EXERCISE DETAILS
Looking at the data below, count the lines that contain the string "Transgenre". Write only the total.

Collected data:
┄┄┄┄┄┄┄┄┄┄┄┄┄┄┄┄┄┄┄┄

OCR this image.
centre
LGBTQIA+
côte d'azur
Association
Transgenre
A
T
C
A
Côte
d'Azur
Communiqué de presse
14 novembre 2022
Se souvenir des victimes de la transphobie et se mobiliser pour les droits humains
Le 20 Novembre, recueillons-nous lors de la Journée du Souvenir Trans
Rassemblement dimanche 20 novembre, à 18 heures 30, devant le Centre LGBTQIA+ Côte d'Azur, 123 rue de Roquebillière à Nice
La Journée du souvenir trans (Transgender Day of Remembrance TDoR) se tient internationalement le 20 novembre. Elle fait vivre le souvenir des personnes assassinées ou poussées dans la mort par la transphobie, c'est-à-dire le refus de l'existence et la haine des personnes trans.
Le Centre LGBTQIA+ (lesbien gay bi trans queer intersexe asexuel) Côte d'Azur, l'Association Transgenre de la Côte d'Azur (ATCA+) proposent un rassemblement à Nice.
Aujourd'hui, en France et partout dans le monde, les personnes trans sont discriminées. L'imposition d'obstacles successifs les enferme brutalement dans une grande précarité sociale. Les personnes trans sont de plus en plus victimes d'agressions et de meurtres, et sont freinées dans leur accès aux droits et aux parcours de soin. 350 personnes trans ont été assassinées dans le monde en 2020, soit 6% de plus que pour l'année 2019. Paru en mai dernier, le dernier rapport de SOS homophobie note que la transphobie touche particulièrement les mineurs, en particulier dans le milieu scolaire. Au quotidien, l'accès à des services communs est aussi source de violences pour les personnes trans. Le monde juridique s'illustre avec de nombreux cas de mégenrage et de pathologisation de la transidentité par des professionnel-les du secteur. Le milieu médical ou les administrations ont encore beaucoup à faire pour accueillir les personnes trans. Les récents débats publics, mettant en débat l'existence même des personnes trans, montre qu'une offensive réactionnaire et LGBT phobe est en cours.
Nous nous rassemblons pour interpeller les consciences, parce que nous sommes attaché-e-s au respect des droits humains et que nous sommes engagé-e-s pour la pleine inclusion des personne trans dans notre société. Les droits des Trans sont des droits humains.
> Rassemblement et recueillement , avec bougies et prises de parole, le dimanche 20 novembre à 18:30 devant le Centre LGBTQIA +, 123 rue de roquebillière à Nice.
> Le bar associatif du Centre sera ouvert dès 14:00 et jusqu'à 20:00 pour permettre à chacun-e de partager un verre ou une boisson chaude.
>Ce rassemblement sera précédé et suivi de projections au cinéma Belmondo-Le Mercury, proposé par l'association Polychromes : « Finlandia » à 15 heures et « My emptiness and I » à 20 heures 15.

┄┄┄┄┄┄┄┄┄┄┄┄┄┄┄┄┄┄┄┄

TASK SOLUTION
2